(Records that describe figures)
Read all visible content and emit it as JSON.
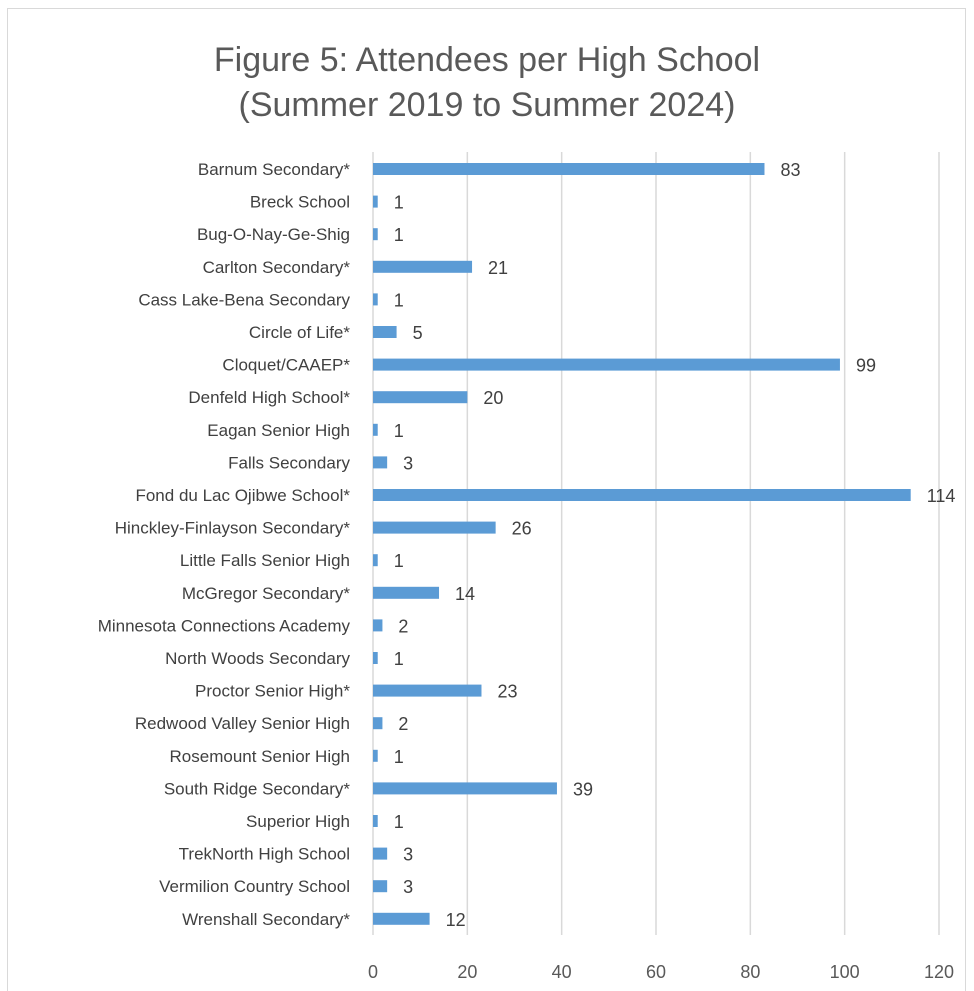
{
  "chart_data": {
    "type": "bar",
    "orientation": "horizontal",
    "title": "Figure 5: Attendees per High School\n(Summer 2019 to Summer 2024)",
    "title_lines": [
      "Figure 5: Attendees per High School",
      "(Summer 2019 to Summer 2024)"
    ],
    "categories": [
      "Barnum Secondary*",
      "Breck School",
      "Bug-O-Nay-Ge-Shig",
      "Carlton Secondary*",
      "Cass Lake-Bena Secondary",
      "Circle of Life*",
      "Cloquet/CAAEP*",
      "Denfeld High School*",
      "Eagan Senior High",
      "Falls Secondary",
      "Fond du Lac Ojibwe School*",
      "Hinckley-Finlayson Secondary*",
      "Little Falls Senior High",
      "McGregor Secondary*",
      "Minnesota Connections Academy",
      "North Woods Secondary",
      "Proctor Senior High*",
      "Redwood Valley Senior High",
      "Rosemount Senior High",
      "South Ridge Secondary*",
      "Superior High",
      "TrekNorth High School",
      "Vermilion Country School",
      "Wrenshall Secondary*"
    ],
    "values": [
      83,
      1,
      1,
      21,
      1,
      5,
      99,
      20,
      1,
      3,
      114,
      26,
      1,
      14,
      2,
      1,
      23,
      2,
      1,
      39,
      1,
      3,
      3,
      12
    ],
    "xlim": [
      0,
      120
    ],
    "xticks": [
      0,
      20,
      40,
      60,
      80,
      100,
      120
    ],
    "xlabel": "",
    "ylabel": "",
    "grid": "vertical",
    "legend": "none",
    "bar_color": "#5b9bd5",
    "gridline_color": "#d9d9d9"
  }
}
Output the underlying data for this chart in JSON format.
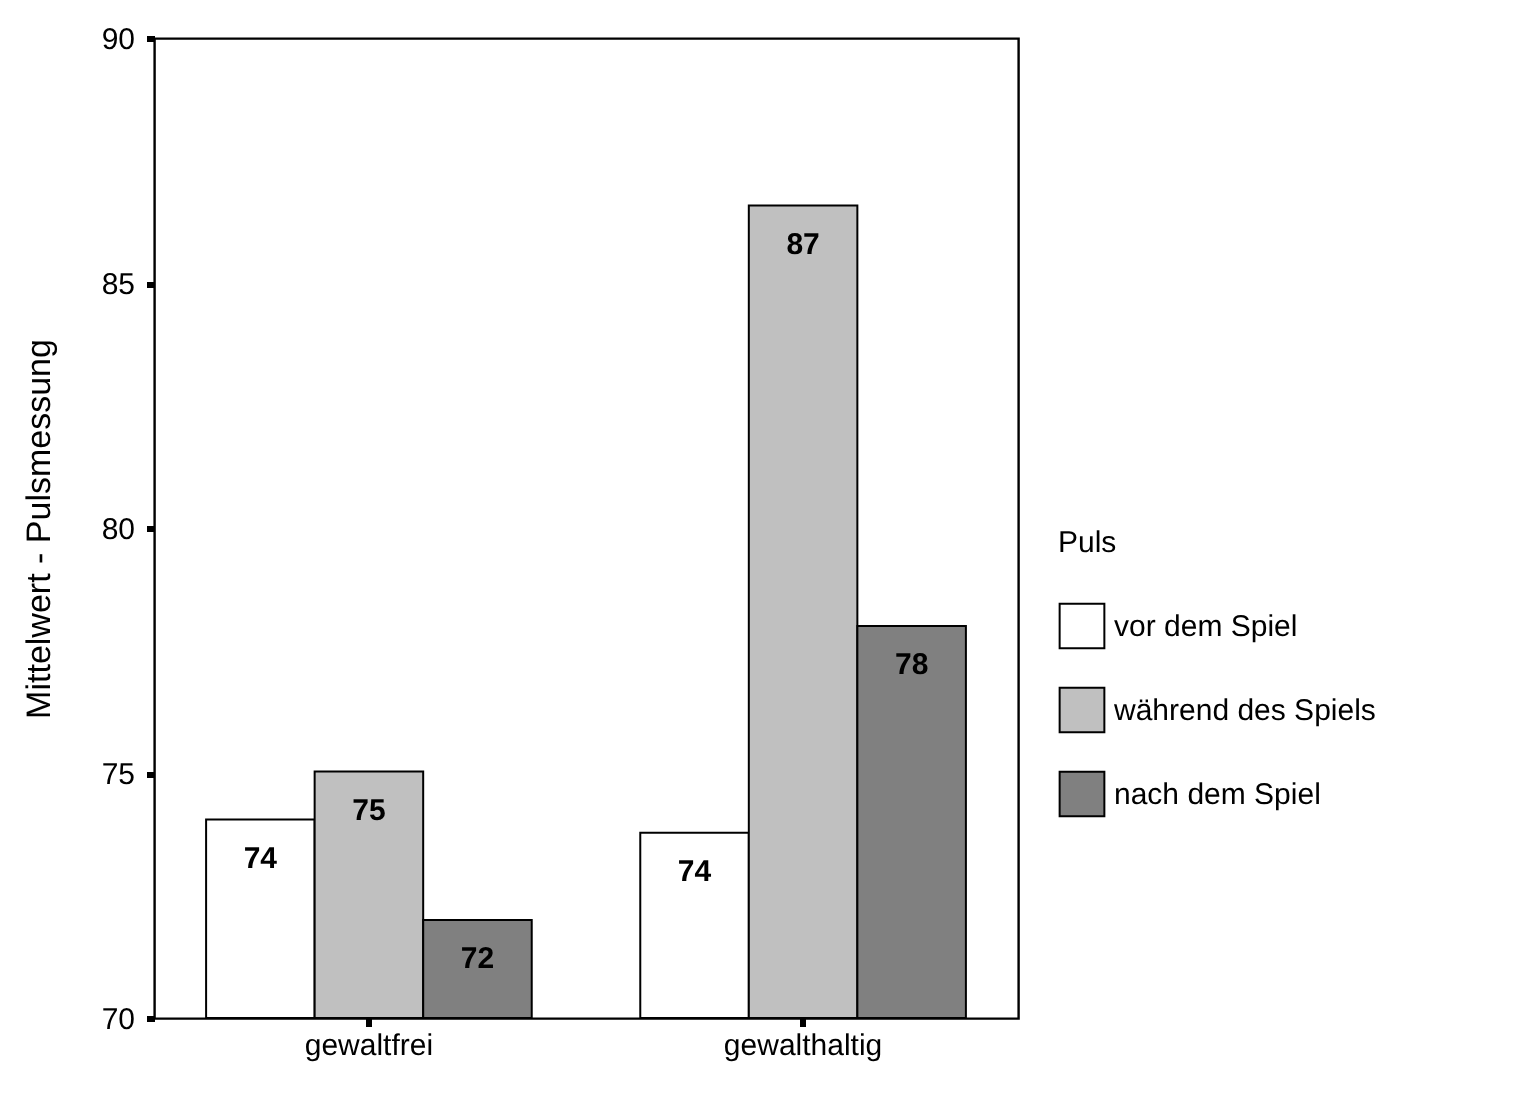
{
  "chart_data": {
    "type": "bar",
    "ylabel": "Mittelwert - Pulsmessung",
    "legend_title": "Puls",
    "categories": [
      "gewaltfrei",
      "gewalthaltig"
    ],
    "series": [
      {
        "name": "vor dem Spiel",
        "color": "#ffffff",
        "values": [
          74.05,
          73.78
        ],
        "value_labels": [
          "74",
          "74"
        ]
      },
      {
        "name": "während des Spiels",
        "color": "#c0c0c0",
        "values": [
          75.03,
          86.58
        ],
        "value_labels": [
          "75",
          "87"
        ]
      },
      {
        "name": "nach dem Spiel",
        "color": "#808080",
        "values": [
          72.0,
          78.0
        ],
        "value_labels": [
          "72",
          "78"
        ]
      }
    ],
    "ylim": [
      70,
      90
    ],
    "yticks": [
      70,
      75,
      80,
      85,
      90
    ],
    "grid": false,
    "legend": "right"
  }
}
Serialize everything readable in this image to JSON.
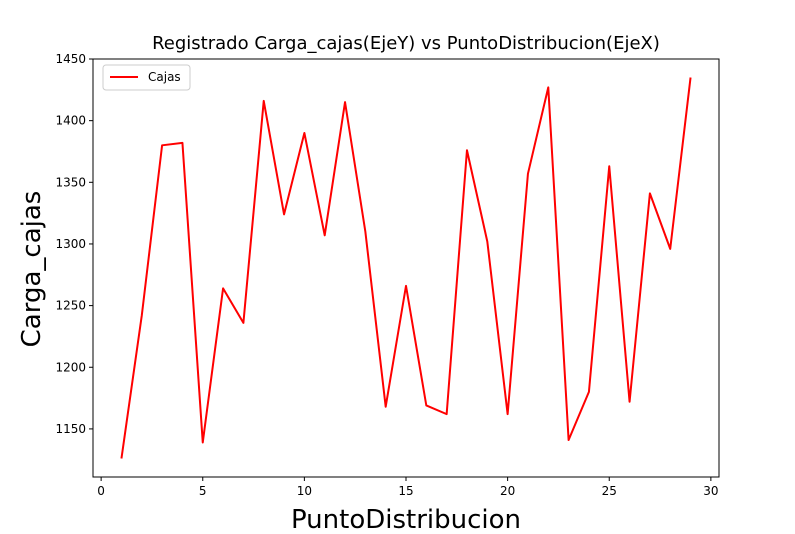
{
  "chart_data": {
    "type": "line",
    "title": "Registrado Carga_cajas(EjeY) vs PuntoDistribucion(EjeX)",
    "xlabel": "PuntoDistribucion",
    "ylabel": "Carga_cajas",
    "xlim": [
      -0.4,
      30.4
    ],
    "ylim": [
      1111,
      1450
    ],
    "xticks": [
      0,
      5,
      10,
      15,
      20,
      25,
      30
    ],
    "yticks": [
      1150,
      1200,
      1250,
      1300,
      1350,
      1400,
      1450
    ],
    "grid": false,
    "legend_position": "top-left",
    "series": [
      {
        "name": "Cajas",
        "color": "#ff0000",
        "x": [
          1,
          2,
          3,
          4,
          5,
          6,
          7,
          8,
          9,
          10,
          11,
          12,
          13,
          14,
          15,
          16,
          17,
          18,
          19,
          20,
          21,
          22,
          23,
          24,
          25,
          26,
          27,
          28,
          29
        ],
        "y": [
          1126,
          1242,
          1380,
          1382,
          1139,
          1264,
          1236,
          1416,
          1324,
          1390,
          1307,
          1415,
          1310,
          1168,
          1266,
          1169,
          1162,
          1376,
          1302,
          1162,
          1357,
          1427,
          1141,
          1180,
          1363,
          1172,
          1341,
          1296,
          1435
        ]
      }
    ]
  }
}
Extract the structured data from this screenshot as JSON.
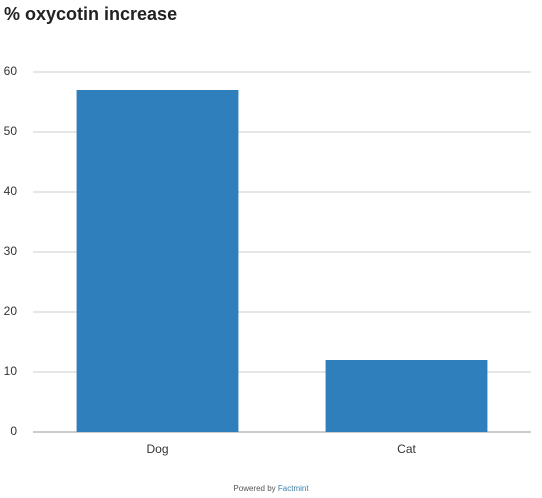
{
  "chart_data": {
    "type": "bar",
    "title": "% oxycotin increase",
    "categories": [
      "Dog",
      "Cat"
    ],
    "values": [
      57,
      12
    ],
    "color": "#2e7fbb",
    "ylim": [
      0,
      60
    ],
    "yticks": [
      0,
      10,
      20,
      30,
      40,
      50,
      60
    ],
    "grid": true,
    "credit": {
      "prefix": "Powered by",
      "brand": "Factmint"
    }
  }
}
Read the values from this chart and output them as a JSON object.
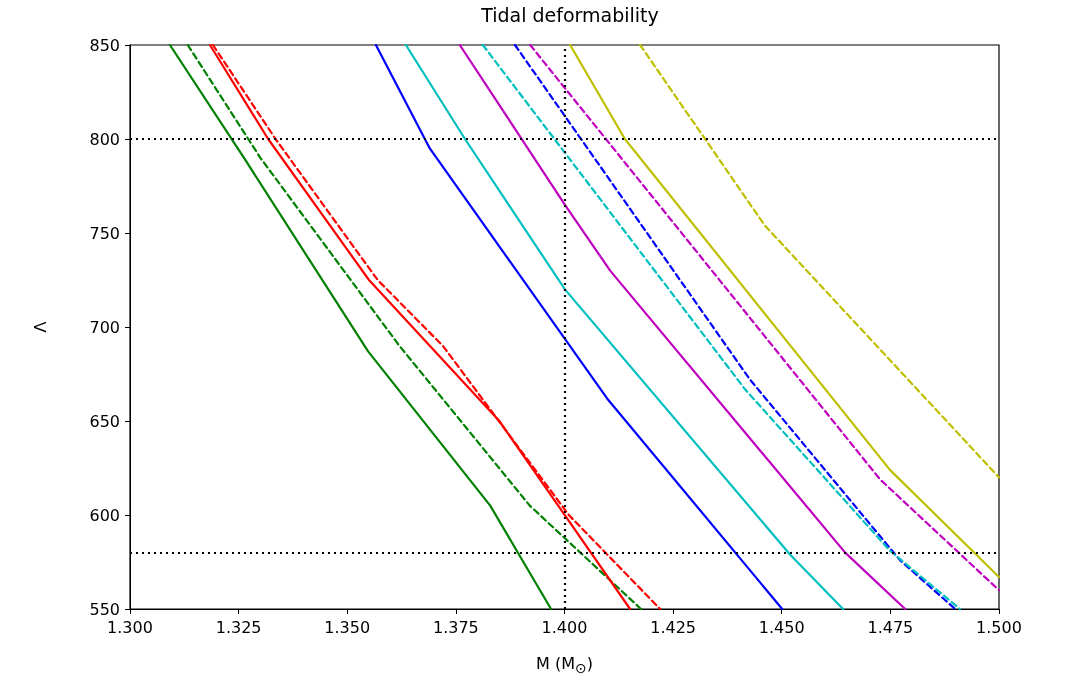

**Set problem:**
Word for word, quote the lines above. Omit the pictures.

**Task result:**
Read all visible content and emit it as JSON.
{
  "chart_data": {
    "type": "bar",
    "orientation": "horizontal",
    "title": "Figure 5: Attendees per High School\n(Summer 2019 to Summer 2024)",
    "title_lines": [
      "Figure 5: Attendees per High School",
      "(Summer 2019 to Summer 2024)"
    ],
    "categories": [
      "Barnum Secondary*",
      "Breck School",
      "Bug-O-Nay-Ge-Shig",
      "Carlton Secondary*",
      "Cass Lake-Bena Secondary",
      "Circle of Life*",
      "Cloquet/CAAEP*",
      "Denfeld High School*",
      "Eagan Senior High",
      "Falls Secondary",
      "Fond du Lac Ojibwe School*",
      "Hinckley-Finlayson Secondary*",
      "Little Falls Senior High",
      "McGregor Secondary*",
      "Minnesota Connections Academy",
      "North Woods Secondary",
      "Proctor Senior High*",
      "Redwood Valley Senior High",
      "Rosemount Senior High",
      "South Ridge Secondary*",
      "Superior High",
      "TrekNorth High School",
      "Vermilion Country School",
      "Wrenshall Secondary*"
    ],
    "values": [
      83,
      1,
      1,
      21,
      1,
      5,
      99,
      20,
      1,
      3,
      114,
      26,
      1,
      14,
      2,
      1,
      23,
      2,
      1,
      39,
      1,
      3,
      3,
      12
    ],
    "xlim": [
      0,
      120
    ],
    "xticks": [
      0,
      20,
      40,
      60,
      80,
      100,
      120
    ],
    "xlabel": "",
    "ylabel": "",
    "grid": "vertical",
    "legend": "none",
    "bar_color": "#5b9bd5",
    "gridline_color": "#d9d9d9"
  }
}
Output the underlying data for this chart in JSON format.
{
  "chart_data": {
    "type": "bar",
    "ylabel": "Mittelwert - Pulsmessung",
    "legend_title": "Puls",
    "categories": [
      "gewaltfrei",
      "gewalthaltig"
    ],
    "series": [
      {
        "name": "vor dem Spiel",
        "color": "#ffffff",
        "values": [
          74.05,
          73.78
        ],
        "value_labels": [
          "74",
          "74"
        ]
      },
      {
        "name": "während des Spiels",
        "color": "#c0c0c0",
        "values": [
          75.03,
          86.58
        ],
        "value_labels": [
          "75",
          "87"
        ]
      },
      {
        "name": "nach dem Spiel",
        "color": "#808080",
        "values": [
          72.0,
          78.0
        ],
        "value_labels": [
          "72",
          "78"
        ]
      }
    ],
    "ylim": [
      70,
      90
    ],
    "yticks": [
      70,
      75,
      80,
      85,
      90
    ],
    "grid": false,
    "legend": "right"
  }
}
Serialize everything readable in this image to JSON.
{
  "chart_data": {
    "type": "line",
    "title": "Registrado Carga_cajas(EjeY) vs PuntoDistribucion(EjeX)",
    "xlabel": "PuntoDistribucion",
    "ylabel": "Carga_cajas",
    "xlim": [
      -0.4,
      30.4
    ],
    "ylim": [
      1111,
      1450
    ],
    "xticks": [
      0,
      5,
      10,
      15,
      20,
      25,
      30
    ],
    "yticks": [
      1150,
      1200,
      1250,
      1300,
      1350,
      1400,
      1450
    ],
    "grid": false,
    "legend_position": "top-left",
    "series": [
      {
        "name": "Cajas",
        "color": "#ff0000",
        "x": [
          1,
          2,
          3,
          4,
          5,
          6,
          7,
          8,
          9,
          10,
          11,
          12,
          13,
          14,
          15,
          16,
          17,
          18,
          19,
          20,
          21,
          22,
          23,
          24,
          25,
          26,
          27,
          28,
          29
        ],
        "y": [
          1126,
          1242,
          1380,
          1382,
          1139,
          1264,
          1236,
          1416,
          1324,
          1390,
          1307,
          1415,
          1310,
          1168,
          1266,
          1169,
          1162,
          1376,
          1302,
          1162,
          1357,
          1427,
          1141,
          1180,
          1363,
          1172,
          1341,
          1296,
          1435
        ]
      }
    ]
  }
}
Extract the structured data from this screenshot as JSON.
{
  "chart_data": {
    "type": "bar",
    "title": "% oxycotin increase",
    "categories": [
      "Dog",
      "Cat"
    ],
    "values": [
      57,
      12
    ],
    "color": "#2e7fbb",
    "ylim": [
      0,
      60
    ],
    "yticks": [
      0,
      10,
      20,
      30,
      40,
      50,
      60
    ],
    "grid": true,
    "credit": {
      "prefix": "Powered by",
      "brand": "Factmint"
    }
  }
}
Read the values from this chart and output them as a JSON object.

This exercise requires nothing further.